=== MATERIAL PROVIDED ===

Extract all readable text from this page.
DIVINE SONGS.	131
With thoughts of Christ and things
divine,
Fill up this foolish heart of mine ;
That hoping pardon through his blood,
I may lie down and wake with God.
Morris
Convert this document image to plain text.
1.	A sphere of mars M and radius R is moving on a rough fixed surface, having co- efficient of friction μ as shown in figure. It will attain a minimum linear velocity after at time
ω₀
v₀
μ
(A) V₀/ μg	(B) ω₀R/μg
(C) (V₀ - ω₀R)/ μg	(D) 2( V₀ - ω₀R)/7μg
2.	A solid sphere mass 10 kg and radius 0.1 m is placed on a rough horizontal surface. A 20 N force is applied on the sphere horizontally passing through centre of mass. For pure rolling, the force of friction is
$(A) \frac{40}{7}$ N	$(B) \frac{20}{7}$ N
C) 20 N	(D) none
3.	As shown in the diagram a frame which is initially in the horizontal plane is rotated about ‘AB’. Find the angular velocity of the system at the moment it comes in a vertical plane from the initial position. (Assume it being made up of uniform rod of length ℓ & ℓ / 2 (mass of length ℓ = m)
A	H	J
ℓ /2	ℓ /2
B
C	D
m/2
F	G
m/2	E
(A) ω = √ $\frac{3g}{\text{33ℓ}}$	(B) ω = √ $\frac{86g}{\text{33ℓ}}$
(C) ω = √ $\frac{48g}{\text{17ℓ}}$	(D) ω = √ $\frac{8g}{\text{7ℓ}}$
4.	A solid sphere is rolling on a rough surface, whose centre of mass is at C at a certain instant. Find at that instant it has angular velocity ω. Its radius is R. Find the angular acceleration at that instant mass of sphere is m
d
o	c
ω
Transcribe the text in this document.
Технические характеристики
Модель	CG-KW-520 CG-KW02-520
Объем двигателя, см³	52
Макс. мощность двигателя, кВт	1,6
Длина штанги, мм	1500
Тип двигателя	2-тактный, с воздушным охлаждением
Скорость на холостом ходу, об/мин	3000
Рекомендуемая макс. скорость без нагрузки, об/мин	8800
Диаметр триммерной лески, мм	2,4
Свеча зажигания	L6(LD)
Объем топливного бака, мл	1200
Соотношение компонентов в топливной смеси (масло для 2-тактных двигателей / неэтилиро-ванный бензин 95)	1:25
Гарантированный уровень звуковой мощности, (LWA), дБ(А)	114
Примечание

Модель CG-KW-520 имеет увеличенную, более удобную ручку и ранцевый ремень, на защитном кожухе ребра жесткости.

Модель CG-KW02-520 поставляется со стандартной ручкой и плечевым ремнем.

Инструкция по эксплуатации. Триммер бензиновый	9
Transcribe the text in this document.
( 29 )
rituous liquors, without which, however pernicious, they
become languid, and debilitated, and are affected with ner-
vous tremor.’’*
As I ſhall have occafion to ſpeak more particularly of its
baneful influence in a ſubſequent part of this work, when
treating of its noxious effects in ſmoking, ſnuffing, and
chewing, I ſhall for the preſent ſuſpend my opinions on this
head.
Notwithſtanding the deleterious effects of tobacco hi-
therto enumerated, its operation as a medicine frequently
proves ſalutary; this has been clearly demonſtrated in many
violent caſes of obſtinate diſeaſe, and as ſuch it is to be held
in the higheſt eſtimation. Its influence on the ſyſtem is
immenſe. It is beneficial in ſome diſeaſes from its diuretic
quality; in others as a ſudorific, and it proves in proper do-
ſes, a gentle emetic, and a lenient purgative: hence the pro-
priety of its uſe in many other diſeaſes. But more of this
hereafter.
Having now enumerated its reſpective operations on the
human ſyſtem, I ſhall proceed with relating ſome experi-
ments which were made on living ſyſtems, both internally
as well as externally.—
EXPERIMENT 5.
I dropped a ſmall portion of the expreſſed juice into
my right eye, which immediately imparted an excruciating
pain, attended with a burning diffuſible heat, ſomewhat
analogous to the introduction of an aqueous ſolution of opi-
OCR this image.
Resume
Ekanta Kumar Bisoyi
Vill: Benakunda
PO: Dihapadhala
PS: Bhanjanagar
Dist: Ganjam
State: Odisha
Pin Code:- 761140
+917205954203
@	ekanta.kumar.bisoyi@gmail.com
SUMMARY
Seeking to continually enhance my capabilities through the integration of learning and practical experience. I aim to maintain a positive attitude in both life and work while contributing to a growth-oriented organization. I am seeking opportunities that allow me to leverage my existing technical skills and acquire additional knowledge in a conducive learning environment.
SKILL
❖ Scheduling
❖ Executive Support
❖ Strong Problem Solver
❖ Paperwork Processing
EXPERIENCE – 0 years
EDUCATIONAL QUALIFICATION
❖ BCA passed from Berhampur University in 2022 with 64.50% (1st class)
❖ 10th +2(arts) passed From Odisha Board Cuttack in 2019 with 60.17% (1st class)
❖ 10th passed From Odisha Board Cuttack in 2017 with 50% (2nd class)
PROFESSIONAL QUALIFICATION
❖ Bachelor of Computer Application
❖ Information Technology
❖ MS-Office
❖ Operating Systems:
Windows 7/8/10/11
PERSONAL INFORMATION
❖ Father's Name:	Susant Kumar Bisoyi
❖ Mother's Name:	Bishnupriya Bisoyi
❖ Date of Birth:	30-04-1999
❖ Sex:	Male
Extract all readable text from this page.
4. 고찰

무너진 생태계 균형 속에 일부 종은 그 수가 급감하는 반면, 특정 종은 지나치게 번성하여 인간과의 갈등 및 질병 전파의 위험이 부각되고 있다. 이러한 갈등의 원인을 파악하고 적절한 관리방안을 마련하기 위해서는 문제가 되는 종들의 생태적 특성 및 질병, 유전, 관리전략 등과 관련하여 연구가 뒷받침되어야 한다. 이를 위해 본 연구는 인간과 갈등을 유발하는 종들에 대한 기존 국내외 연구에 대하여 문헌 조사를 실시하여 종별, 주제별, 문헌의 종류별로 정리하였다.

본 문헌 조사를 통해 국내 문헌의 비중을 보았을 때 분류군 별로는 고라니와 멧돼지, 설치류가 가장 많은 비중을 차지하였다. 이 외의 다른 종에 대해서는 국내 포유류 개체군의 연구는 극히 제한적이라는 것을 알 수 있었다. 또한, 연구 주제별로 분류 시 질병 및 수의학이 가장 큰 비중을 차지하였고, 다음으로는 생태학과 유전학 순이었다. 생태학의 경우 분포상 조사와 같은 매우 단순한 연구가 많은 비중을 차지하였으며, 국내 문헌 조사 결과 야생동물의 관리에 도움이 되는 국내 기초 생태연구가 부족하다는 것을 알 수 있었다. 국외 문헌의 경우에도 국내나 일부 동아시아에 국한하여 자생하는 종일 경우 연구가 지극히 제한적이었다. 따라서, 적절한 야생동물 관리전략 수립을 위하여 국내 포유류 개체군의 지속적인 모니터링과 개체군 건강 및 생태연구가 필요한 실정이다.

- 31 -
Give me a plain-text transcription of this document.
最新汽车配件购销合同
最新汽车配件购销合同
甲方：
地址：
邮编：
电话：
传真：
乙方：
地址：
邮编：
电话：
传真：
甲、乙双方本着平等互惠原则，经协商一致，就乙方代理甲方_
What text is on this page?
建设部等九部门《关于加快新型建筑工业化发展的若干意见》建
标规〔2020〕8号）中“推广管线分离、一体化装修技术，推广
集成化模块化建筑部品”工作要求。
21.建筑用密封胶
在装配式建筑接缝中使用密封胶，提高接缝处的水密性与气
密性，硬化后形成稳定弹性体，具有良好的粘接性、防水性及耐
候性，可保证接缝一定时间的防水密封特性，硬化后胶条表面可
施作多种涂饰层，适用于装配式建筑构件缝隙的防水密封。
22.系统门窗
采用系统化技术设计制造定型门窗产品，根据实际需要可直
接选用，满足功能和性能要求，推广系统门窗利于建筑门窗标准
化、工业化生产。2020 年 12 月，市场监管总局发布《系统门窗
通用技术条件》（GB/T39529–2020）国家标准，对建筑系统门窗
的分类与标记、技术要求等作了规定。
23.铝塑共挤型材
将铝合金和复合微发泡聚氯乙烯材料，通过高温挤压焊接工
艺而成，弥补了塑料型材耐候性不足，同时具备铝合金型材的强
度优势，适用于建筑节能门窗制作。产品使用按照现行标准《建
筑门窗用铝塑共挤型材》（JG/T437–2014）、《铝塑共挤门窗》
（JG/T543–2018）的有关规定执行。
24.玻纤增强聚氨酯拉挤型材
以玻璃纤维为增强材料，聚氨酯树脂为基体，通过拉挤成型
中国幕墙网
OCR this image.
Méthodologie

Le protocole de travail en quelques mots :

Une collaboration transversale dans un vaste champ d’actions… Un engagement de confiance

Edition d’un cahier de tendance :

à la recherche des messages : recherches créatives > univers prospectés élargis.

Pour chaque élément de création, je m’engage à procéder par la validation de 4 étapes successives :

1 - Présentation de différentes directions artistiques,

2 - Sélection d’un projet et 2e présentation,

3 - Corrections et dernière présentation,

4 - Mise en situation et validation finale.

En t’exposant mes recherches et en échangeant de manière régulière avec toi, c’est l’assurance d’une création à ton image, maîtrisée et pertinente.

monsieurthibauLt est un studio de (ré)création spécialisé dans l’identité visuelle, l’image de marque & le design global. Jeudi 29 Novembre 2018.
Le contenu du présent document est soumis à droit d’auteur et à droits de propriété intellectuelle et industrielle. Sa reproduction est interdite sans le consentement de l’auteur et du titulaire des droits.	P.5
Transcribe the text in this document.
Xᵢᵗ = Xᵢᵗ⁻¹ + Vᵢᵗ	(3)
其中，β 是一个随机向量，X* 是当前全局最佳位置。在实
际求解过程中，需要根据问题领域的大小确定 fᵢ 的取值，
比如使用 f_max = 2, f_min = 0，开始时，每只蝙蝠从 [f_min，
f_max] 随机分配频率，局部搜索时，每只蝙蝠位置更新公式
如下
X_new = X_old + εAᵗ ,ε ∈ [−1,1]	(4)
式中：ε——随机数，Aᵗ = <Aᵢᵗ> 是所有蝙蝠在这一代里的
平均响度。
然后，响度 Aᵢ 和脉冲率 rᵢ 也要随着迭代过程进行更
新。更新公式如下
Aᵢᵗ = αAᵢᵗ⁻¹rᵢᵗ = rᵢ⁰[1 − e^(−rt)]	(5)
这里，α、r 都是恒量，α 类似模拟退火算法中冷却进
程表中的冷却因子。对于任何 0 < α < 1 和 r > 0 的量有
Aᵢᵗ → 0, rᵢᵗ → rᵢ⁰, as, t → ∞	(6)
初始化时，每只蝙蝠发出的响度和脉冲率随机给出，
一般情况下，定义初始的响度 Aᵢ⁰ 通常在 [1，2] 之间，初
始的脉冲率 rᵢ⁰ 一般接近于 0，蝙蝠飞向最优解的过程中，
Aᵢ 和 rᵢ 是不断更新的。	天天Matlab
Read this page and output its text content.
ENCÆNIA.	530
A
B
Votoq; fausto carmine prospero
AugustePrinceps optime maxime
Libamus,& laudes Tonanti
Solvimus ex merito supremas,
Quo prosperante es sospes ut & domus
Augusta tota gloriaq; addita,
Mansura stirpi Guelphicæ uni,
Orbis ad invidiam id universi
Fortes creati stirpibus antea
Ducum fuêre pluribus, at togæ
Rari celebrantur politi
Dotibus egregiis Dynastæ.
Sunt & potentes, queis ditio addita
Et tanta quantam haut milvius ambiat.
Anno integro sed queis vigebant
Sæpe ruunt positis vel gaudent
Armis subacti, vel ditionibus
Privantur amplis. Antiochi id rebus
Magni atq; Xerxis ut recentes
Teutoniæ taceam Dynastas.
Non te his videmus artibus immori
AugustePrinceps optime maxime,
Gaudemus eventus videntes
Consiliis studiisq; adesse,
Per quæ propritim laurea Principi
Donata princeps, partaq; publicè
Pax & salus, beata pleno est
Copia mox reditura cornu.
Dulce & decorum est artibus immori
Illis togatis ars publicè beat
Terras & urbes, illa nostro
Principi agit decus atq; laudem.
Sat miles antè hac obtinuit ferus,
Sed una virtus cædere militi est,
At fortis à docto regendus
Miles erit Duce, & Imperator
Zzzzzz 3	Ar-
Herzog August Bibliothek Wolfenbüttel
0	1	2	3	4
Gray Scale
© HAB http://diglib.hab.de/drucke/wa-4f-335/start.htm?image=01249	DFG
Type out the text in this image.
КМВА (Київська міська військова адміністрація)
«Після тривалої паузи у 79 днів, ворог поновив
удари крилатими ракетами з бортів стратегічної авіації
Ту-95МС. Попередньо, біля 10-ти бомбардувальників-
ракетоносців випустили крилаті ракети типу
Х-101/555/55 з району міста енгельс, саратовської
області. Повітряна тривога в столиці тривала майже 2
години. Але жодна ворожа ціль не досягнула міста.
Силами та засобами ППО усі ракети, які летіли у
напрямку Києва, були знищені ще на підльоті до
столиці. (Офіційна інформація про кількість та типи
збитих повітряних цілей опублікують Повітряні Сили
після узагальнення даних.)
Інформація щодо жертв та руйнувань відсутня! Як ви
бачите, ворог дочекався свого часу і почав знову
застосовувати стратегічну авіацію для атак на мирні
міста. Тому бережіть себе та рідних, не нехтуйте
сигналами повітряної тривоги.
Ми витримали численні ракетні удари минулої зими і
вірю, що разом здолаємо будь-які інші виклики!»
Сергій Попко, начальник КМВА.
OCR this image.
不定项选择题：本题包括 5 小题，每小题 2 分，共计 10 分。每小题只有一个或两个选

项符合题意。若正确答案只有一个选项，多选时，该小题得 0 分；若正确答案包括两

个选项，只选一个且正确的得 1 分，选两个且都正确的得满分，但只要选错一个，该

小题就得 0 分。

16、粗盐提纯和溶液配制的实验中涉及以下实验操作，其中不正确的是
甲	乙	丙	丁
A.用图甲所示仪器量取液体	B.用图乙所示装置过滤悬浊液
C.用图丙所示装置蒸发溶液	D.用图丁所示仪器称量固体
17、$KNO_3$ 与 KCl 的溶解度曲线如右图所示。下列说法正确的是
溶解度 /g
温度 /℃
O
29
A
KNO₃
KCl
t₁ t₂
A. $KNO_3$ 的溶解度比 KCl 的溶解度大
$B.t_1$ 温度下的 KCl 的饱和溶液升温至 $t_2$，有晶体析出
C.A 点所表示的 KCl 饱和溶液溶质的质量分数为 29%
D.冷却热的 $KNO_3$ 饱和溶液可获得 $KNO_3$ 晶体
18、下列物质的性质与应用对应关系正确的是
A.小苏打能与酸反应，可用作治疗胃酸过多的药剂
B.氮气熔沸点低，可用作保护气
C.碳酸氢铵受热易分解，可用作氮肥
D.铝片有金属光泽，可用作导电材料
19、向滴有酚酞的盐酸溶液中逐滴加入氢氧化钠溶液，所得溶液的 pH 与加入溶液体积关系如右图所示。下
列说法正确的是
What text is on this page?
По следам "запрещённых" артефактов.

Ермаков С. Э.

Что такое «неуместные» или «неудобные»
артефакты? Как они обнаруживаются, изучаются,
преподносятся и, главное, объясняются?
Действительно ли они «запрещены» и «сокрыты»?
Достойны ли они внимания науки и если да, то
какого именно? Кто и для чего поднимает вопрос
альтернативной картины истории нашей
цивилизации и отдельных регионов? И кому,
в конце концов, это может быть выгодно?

===

=== OBJECTIVE ===
All lines that include "удари" are to be gathered and copied.

=== FINISHED ANSWER ===
удари крилатими ракетами з бортів стратегічної авіації
Ми витримали численні ракетні удари минулої зими і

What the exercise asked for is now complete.